(What this task involves) Retype each line exactly. Skip images.

(Dataset rows about figures)
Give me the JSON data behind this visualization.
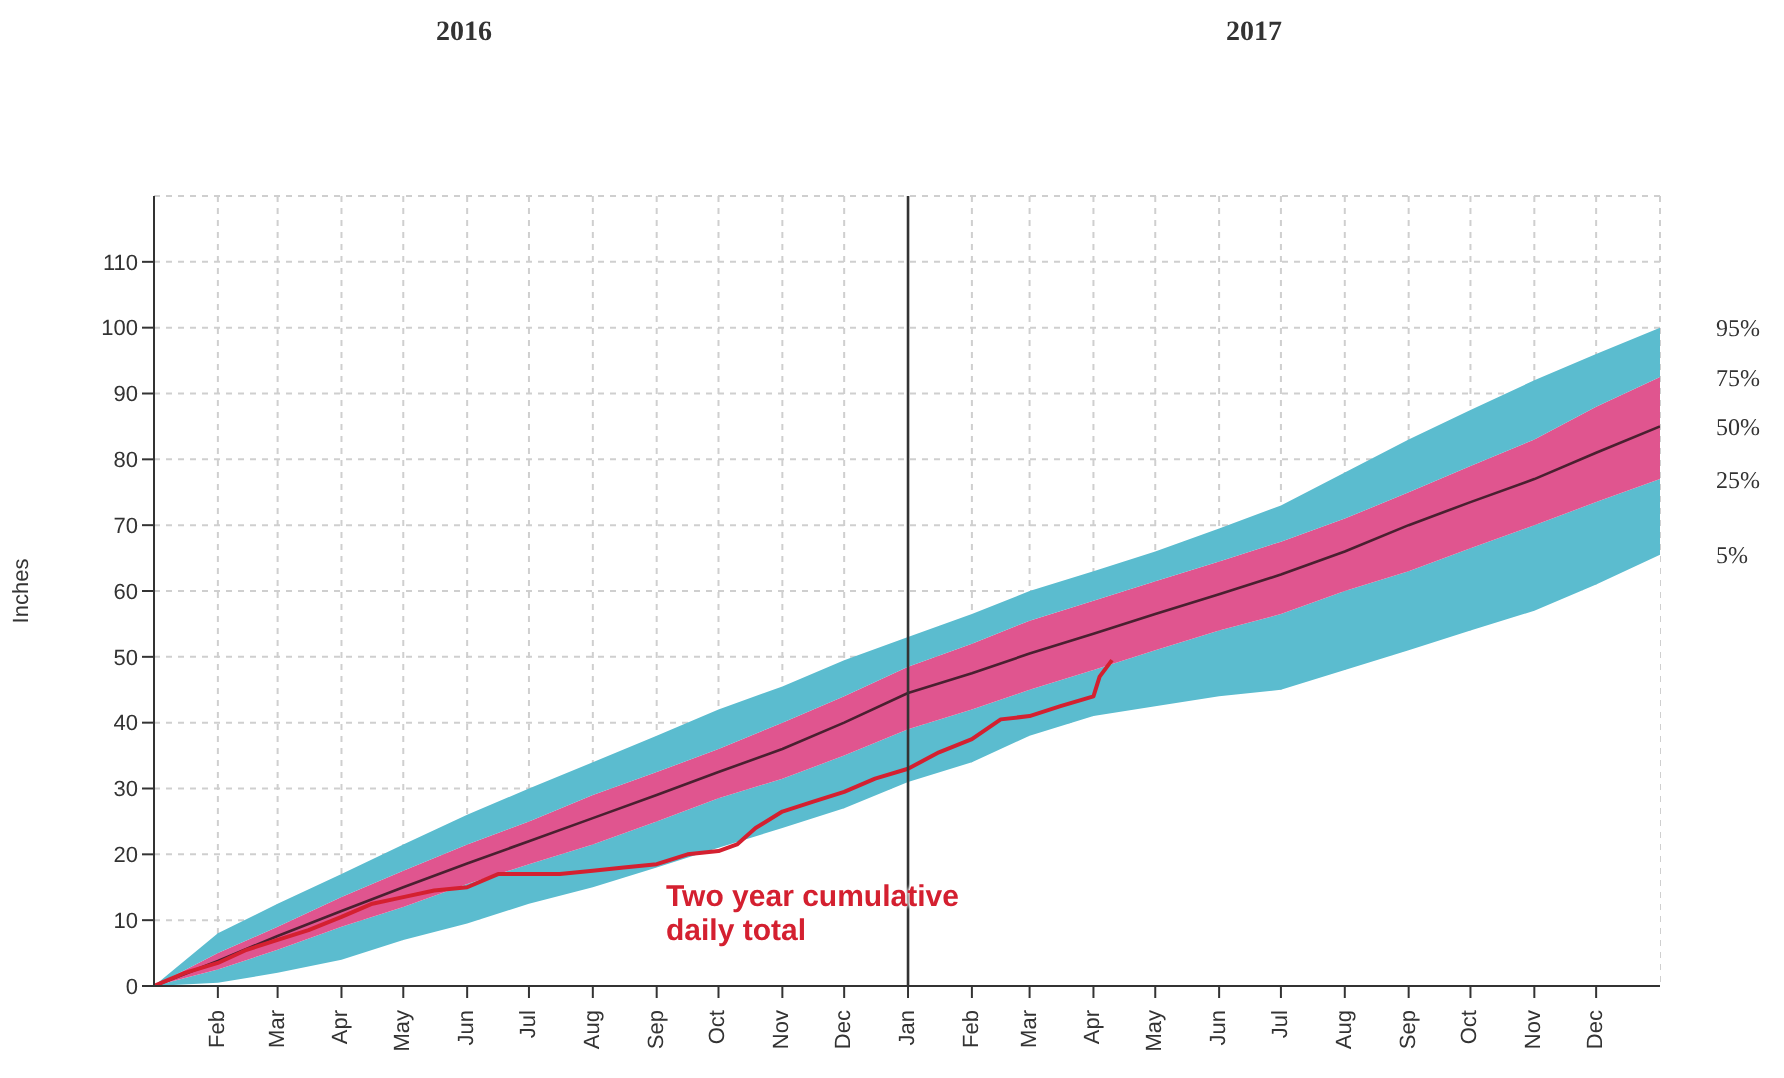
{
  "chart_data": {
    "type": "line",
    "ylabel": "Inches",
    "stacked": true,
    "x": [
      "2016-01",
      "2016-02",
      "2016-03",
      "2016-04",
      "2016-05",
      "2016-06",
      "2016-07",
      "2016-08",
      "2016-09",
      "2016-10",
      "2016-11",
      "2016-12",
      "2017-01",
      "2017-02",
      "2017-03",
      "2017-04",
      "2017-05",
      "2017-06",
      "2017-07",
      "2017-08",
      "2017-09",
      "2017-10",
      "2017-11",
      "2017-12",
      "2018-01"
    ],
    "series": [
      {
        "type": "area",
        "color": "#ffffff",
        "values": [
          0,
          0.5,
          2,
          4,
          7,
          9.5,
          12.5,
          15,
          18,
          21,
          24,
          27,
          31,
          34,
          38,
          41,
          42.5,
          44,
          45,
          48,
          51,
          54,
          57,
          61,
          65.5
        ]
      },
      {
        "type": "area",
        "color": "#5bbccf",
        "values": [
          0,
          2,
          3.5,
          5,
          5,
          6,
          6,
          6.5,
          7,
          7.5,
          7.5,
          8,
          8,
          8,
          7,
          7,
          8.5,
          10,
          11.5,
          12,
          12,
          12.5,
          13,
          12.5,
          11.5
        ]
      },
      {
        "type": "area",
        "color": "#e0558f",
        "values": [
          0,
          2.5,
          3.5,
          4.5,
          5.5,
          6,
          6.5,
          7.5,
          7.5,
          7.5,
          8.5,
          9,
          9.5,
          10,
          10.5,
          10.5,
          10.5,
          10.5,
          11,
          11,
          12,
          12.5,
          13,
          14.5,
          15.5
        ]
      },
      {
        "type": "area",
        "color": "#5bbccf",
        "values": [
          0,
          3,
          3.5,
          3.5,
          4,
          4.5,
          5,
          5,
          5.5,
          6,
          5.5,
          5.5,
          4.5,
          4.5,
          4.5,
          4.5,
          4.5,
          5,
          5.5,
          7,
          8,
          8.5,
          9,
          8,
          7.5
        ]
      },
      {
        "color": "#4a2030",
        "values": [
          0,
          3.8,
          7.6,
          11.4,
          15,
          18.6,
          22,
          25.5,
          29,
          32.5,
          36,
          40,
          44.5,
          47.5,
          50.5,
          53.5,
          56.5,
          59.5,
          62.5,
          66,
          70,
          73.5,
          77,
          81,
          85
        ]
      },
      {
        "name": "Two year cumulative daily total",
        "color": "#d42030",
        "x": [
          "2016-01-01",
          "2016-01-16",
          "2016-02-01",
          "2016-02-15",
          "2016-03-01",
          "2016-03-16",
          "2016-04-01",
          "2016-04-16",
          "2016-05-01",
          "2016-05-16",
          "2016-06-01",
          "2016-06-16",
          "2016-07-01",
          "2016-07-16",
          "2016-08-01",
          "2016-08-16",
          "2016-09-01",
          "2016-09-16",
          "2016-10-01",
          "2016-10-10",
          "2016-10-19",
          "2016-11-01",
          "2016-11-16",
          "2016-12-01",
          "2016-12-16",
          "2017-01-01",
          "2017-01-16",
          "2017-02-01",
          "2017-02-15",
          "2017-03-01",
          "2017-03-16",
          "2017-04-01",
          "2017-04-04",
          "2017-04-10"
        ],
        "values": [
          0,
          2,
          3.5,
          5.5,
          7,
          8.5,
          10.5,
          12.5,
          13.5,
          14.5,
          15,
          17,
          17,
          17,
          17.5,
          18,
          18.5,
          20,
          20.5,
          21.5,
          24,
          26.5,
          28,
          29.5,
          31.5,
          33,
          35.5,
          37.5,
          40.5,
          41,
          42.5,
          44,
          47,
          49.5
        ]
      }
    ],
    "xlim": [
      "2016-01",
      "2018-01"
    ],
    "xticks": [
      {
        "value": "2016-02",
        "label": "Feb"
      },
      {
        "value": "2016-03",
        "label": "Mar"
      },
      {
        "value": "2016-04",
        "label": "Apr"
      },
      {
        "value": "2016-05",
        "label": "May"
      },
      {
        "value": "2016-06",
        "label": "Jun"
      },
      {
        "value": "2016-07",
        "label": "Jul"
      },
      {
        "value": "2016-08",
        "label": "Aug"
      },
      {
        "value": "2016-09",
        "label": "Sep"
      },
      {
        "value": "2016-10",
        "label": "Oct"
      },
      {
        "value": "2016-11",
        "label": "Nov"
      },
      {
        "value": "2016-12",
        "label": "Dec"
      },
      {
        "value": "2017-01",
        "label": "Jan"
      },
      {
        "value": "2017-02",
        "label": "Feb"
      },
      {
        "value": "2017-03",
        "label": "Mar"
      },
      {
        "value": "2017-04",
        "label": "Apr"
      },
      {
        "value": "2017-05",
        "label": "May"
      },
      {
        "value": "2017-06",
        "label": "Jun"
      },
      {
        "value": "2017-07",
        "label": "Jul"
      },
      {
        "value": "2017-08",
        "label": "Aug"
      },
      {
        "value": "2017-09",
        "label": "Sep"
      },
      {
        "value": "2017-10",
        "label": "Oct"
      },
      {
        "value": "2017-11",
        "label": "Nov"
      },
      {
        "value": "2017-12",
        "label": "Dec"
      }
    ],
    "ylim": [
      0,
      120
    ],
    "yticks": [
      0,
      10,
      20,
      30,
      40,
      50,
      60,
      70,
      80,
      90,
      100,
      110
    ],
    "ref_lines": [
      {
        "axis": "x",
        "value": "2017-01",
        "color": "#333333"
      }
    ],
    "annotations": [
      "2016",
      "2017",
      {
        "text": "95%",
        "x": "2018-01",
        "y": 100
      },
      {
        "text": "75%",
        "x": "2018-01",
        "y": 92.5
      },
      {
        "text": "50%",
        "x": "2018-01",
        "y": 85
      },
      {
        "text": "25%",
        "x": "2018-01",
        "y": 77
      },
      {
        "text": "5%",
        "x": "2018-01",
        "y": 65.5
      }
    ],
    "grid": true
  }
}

(Answer for this exercise)
Give me the JSON data behind this visualization.
{
  "chart_data": {
    "type": "line",
    "ylabel": "Inches",
    "stacked": true,
    "x": [
      "2016-01",
      "2016-02",
      "2016-03",
      "2016-04",
      "2016-05",
      "2016-06",
      "2016-07",
      "2016-08",
      "2016-09",
      "2016-10",
      "2016-11",
      "2016-12",
      "2017-01",
      "2017-02",
      "2017-03",
      "2017-04",
      "2017-05",
      "2017-06",
      "2017-07",
      "2017-08",
      "2017-09",
      "2017-10",
      "2017-11",
      "2017-12",
      "2018-01"
    ],
    "series": [
      {
        "type": "area",
        "color": "#ffffff",
        "values": [
          0,
          0.5,
          2,
          4,
          7,
          9.5,
          12.5,
          15,
          18,
          21,
          24,
          27,
          31,
          34,
          38,
          41,
          42.5,
          44,
          45,
          48,
          51,
          54,
          57,
          61,
          65.5
        ]
      },
      {
        "type": "area",
        "color": "#5bbccf",
        "values": [
          0,
          2,
          3.5,
          5,
          5,
          6,
          6,
          6.5,
          7,
          7.5,
          7.5,
          8,
          8,
          8,
          7,
          7,
          8.5,
          10,
          11.5,
          12,
          12,
          12.5,
          13,
          12.5,
          11.5
        ]
      },
      {
        "type": "area",
        "color": "#e0558f",
        "values": [
          0,
          2.5,
          3.5,
          4.5,
          5.5,
          6,
          6.5,
          7.5,
          7.5,
          7.5,
          8.5,
          9,
          9.5,
          10,
          10.5,
          10.5,
          10.5,
          10.5,
          11,
          11,
          12,
          12.5,
          13,
          14.5,
          15.5
        ]
      },
      {
        "type": "area",
        "color": "#5bbccf",
        "values": [
          0,
          3,
          3.5,
          3.5,
          4,
          4.5,
          5,
          5,
          5.5,
          6,
          5.5,
          5.5,
          4.5,
          4.5,
          4.5,
          4.5,
          4.5,
          5,
          5.5,
          7,
          8,
          8.5,
          9,
          8,
          7.5
        ]
      },
      {
        "color": "#4a2030",
        "values": [
          0,
          3.8,
          7.6,
          11.4,
          15,
          18.6,
          22,
          25.5,
          29,
          32.5,
          36,
          40,
          44.5,
          47.5,
          50.5,
          53.5,
          56.5,
          59.5,
          62.5,
          66,
          70,
          73.5,
          77,
          81,
          85
        ]
      },
      {
        "name": "Two year cumulative daily total",
        "color": "#d42030",
        "x": [
          "2016-01-01",
          "2016-01-16",
          "2016-02-01",
          "2016-02-15",
          "2016-03-01",
          "2016-03-16",
          "2016-04-01",
          "2016-04-16",
          "2016-05-01",
          "2016-05-16",
          "2016-06-01",
          "2016-06-16",
          "2016-07-01",
          "2016-07-16",
          "2016-08-01",
          "2016-08-16",
          "2016-09-01",
          "2016-09-16",
          "2016-10-01",
          "2016-10-10",
          "2016-10-19",
          "2016-11-01",
          "2016-11-16",
          "2016-12-01",
          "2016-12-16",
          "2017-01-01",
          "2017-01-16",
          "2017-02-01",
          "2017-02-15",
          "2017-03-01",
          "2017-03-16",
          "2017-04-01",
          "2017-04-04",
          "2017-04-10"
        ],
        "values": [
          0,
          2,
          3.5,
          5.5,
          7,
          8.5,
          10.5,
          12.5,
          13.5,
          14.5,
          15,
          17,
          17,
          17,
          17.5,
          18,
          18.5,
          20,
          20.5,
          21.5,
          24,
          26.5,
          28,
          29.5,
          31.5,
          33,
          35.5,
          37.5,
          40.5,
          41,
          42.5,
          44,
          47,
          49.5
        ]
      }
    ],
    "xlim": [
      "2016-01",
      "2018-01"
    ],
    "xticks": [
      {
        "value": "2016-02",
        "label": "Feb"
      },
      {
        "value": "2016-03",
        "label": "Mar"
      },
      {
        "value": "2016-04",
        "label": "Apr"
      },
      {
        "value": "2016-05",
        "label": "May"
      },
      {
        "value": "2016-06",
        "label": "Jun"
      },
      {
        "value": "2016-07",
        "label": "Jul"
      },
      {
        "value": "2016-08",
        "label": "Aug"
      },
      {
        "value": "2016-09",
        "label": "Sep"
      },
      {
        "value": "2016-10",
        "label": "Oct"
      },
      {
        "value": "2016-11",
        "label": "Nov"
      },
      {
        "value": "2016-12",
        "label": "Dec"
      },
      {
        "value": "2017-01",
        "label": "Jan"
      },
      {
        "value": "2017-02",
        "label": "Feb"
      },
      {
        "value": "2017-03",
        "label": "Mar"
      },
      {
        "value": "2017-04",
        "label": "Apr"
      },
      {
        "value": "2017-05",
        "label": "May"
      },
      {
        "value": "2017-06",
        "label": "Jun"
      },
      {
        "value": "2017-07",
        "label": "Jul"
      },
      {
        "value": "2017-08",
        "label": "Aug"
      },
      {
        "value": "2017-09",
        "label": "Sep"
      },
      {
        "value": "2017-10",
        "label": "Oct"
      },
      {
        "value": "2017-11",
        "label": "Nov"
      },
      {
        "value": "2017-12",
        "label": "Dec"
      }
    ],
    "ylim": [
      0,
      120
    ],
    "yticks": [
      0,
      10,
      20,
      30,
      40,
      50,
      60,
      70,
      80,
      90,
      100,
      110
    ],
    "ref_lines": [
      {
        "axis": "x",
        "value": "2017-01",
        "color": "#333333"
      }
    ],
    "annotations": [
      "2016",
      "2017",
      {
        "text": "95%",
        "x": "2018-01",
        "y": 100
      },
      {
        "text": "75%",
        "x": "2018-01",
        "y": 92.5
      },
      {
        "text": "50%",
        "x": "2018-01",
        "y": 85
      },
      {
        "text": "25%",
        "x": "2018-01",
        "y": 77
      },
      {
        "text": "5%",
        "x": "2018-01",
        "y": 65.5
      }
    ],
    "grid": true
  }
}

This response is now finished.